*Excerpted records:*
▶

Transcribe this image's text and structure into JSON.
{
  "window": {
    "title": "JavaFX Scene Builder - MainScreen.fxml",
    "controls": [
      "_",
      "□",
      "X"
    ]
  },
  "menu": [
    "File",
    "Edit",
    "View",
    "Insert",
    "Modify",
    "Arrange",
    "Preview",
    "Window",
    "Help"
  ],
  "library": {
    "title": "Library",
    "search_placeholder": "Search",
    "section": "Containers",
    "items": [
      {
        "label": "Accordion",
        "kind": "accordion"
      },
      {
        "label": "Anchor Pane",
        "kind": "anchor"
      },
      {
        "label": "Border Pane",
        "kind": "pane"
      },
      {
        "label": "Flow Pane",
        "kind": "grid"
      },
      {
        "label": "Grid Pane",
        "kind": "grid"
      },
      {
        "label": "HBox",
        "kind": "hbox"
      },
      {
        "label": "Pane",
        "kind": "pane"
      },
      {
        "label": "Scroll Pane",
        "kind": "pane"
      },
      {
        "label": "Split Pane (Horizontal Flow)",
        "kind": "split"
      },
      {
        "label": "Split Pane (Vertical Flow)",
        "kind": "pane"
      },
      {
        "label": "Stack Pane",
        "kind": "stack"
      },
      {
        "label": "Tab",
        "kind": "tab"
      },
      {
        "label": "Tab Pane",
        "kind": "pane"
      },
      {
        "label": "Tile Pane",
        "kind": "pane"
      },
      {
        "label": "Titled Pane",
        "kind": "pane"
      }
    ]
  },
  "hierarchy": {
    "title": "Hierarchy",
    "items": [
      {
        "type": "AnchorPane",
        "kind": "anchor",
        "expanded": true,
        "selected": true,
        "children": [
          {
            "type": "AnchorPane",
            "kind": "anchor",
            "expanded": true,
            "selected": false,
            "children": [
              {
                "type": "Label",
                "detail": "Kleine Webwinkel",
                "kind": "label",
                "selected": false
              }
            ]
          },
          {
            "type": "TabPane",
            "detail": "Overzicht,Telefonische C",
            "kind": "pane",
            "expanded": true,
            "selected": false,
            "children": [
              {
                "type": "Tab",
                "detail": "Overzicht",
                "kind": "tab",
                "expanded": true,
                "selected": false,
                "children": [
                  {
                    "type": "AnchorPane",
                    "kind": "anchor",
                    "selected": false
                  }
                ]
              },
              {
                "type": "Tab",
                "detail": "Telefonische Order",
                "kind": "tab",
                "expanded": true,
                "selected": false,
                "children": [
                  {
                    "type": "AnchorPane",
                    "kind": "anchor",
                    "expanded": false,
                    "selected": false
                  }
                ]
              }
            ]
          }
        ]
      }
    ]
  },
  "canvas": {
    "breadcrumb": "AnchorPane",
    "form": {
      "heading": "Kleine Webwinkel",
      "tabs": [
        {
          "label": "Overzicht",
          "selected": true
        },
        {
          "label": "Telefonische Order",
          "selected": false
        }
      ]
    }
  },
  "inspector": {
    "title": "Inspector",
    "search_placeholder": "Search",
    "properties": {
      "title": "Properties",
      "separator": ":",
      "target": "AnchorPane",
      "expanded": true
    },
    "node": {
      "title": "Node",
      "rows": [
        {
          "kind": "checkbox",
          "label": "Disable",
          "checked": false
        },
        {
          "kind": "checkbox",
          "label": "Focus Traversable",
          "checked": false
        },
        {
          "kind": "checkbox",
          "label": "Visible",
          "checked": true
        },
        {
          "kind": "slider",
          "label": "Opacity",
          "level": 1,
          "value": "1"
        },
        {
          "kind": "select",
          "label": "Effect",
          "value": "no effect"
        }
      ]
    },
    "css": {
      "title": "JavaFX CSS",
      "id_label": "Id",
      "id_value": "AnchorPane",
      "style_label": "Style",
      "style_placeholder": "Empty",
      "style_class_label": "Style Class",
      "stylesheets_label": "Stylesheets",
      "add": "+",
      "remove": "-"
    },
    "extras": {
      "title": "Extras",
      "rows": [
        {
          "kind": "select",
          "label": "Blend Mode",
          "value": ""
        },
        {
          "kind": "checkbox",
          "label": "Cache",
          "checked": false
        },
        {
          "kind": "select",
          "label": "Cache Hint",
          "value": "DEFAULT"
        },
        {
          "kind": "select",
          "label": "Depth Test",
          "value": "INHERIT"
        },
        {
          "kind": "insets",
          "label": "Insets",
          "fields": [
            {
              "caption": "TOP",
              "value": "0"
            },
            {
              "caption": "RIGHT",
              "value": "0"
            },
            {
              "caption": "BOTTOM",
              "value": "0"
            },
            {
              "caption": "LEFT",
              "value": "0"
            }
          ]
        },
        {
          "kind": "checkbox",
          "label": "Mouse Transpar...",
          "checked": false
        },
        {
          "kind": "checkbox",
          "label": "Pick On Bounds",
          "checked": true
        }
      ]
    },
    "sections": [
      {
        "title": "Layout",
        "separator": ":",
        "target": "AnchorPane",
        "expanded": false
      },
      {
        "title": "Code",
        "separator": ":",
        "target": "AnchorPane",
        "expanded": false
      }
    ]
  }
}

◀

*What you need to do:* Exactly as shown above, return every record.

*Answer in full:*
Transcribe this image's text and structure into JSON.
{
  "window": {
    "title": "JavaFX Scene Builder - MainScreen.fxml",
    "controls": [
      "_",
      "□",
      "X"
    ]
  },
  "menu": [
    "File",
    "Edit",
    "View",
    "Insert",
    "Modify",
    "Arrange",
    "Preview",
    "Window",
    "Help"
  ],
  "library": {
    "title": "Library",
    "search_placeholder": "Search",
    "section": "Containers",
    "items": [
      {
        "label": "Accordion",
        "kind": "accordion"
      },
      {
        "label": "Anchor Pane",
        "kind": "anchor"
      },
      {
        "label": "Border Pane",
        "kind": "pane"
      },
      {
        "label": "Flow Pane",
        "kind": "grid"
      },
      {
        "label": "Grid Pane",
        "kind": "grid"
      },
      {
        "label": "HBox",
        "kind": "hbox"
      },
      {
        "label": "Pane",
        "kind": "pane"
      },
      {
        "label": "Scroll Pane",
        "kind": "pane"
      },
      {
        "label": "Split Pane (Horizontal Flow)",
        "kind": "split"
      },
      {
        "label": "Split Pane (Vertical Flow)",
        "kind": "pane"
      },
      {
        "label": "Stack Pane",
        "kind": "stack"
      },
      {
        "label": "Tab",
        "kind": "tab"
      },
      {
        "label": "Tab Pane",
        "kind": "pane"
      },
      {
        "label": "Tile Pane",
        "kind": "pane"
      },
      {
        "label": "Titled Pane",
        "kind": "pane"
      }
    ]
  },
  "hierarchy": {
    "title": "Hierarchy",
    "items": [
      {
        "type": "AnchorPane",
        "kind": "anchor",
        "expanded": true,
        "selected": true,
        "children": [
          {
            "type": "AnchorPane",
            "kind": "anchor",
            "expanded": true,
            "selected": false,
            "children": [
              {
                "type": "Label",
                "detail": "Kleine Webwinkel",
                "kind": "label",
                "selected": false
              }
            ]
          },
          {
            "type": "TabPane",
            "detail": "Overzicht,Telefonische C",
            "kind": "pane",
            "expanded": true,
            "selected": false,
            "children": [
              {
                "type": "Tab",
                "detail": "Overzicht",
                "kind": "tab",
                "expanded": true,
                "selected": false,
                "children": [
                  {
                    "type": "AnchorPane",
                    "kind": "anchor",
                    "selected": false
                  }
                ]
              },
              {
                "type": "Tab",
                "detail": "Telefonische Order",
                "kind": "tab",
                "expanded": true,
                "selected": false,
                "children": [
                  {
                    "type": "AnchorPane",
                    "kind": "anchor",
                    "expanded": false,
                    "selected": false
                  }
                ]
              }
            ]
          }
        ]
      }
    ]
  },
  "canvas": {
    "breadcrumb": "AnchorPane",
    "form": {
      "heading": "Kleine Webwinkel",
      "tabs": [
        {
          "label": "Overzicht",
          "selected": true
        },
        {
          "label": "Telefonische Order",
          "selected": false
        }
      ]
    }
  },
  "inspector": {
    "title": "Inspector",
    "search_placeholder": "Search",
    "properties": {
      "title": "Properties",
      "separator": ":",
      "target": "AnchorPane",
      "expanded": true
    },
    "node": {
      "title": "Node",
      "rows": [
        {
          "kind": "checkbox",
          "label": "Disable",
          "checked": false
        },
        {
          "kind": "checkbox",
          "label": "Focus Traversable",
          "checked": false
        },
        {
          "kind": "checkbox",
          "label": "Visible",
          "checked": true
        },
        {
          "kind": "slider",
          "label": "Opacity",
          "level": 1,
          "value": "1"
        },
        {
          "kind": "select",
          "label": "Effect",
          "value": "no effect"
        }
      ]
    },
    "css": {
      "title": "JavaFX CSS",
      "id_label": "Id",
      "id_value": "AnchorPane",
      "style_label": "Style",
      "style_placeholder": "Empty",
      "style_class_label": "Style Class",
      "stylesheets_label": "Stylesheets",
      "add": "+",
      "remove": "-"
    },
    "extras": {
      "title": "Extras",
      "rows": [
        {
          "kind": "select",
          "label": "Blend Mode",
          "value": ""
        },
        {
          "kind": "checkbox",
          "label": "Cache",
          "checked": false
        },
        {
          "kind": "select",
          "label": "Cache Hint",
          "value": "DEFAULT"
        },
        {
          "kind": "select",
          "label": "Depth Test",
          "value": "INHERIT"
        },
        {
          "kind": "insets",
          "label": "Insets",
          "fields": [
            {
              "caption": "TOP",
              "value": "0"
            },
            {
              "caption": "RIGHT",
              "value": "0"
            },
            {
              "caption": "BOTTOM",
              "value": "0"
            },
            {
              "caption": "LEFT",
              "value": "0"
            }
          ]
        },
        {
          "kind": "checkbox",
          "label": "Mouse Transpar...",
          "checked": false
        },
        {
          "kind": "checkbox",
          "label": "Pick On Bounds",
          "checked": true
        }
      ]
    },
    "sections": [
      {
        "title": "Layout",
        "separator": ":",
        "target": "AnchorPane",
        "expanded": false
      },
      {
        "title": "Code",
        "separator": ":",
        "target": "AnchorPane",
        "expanded": false
      }
    ]
  }
}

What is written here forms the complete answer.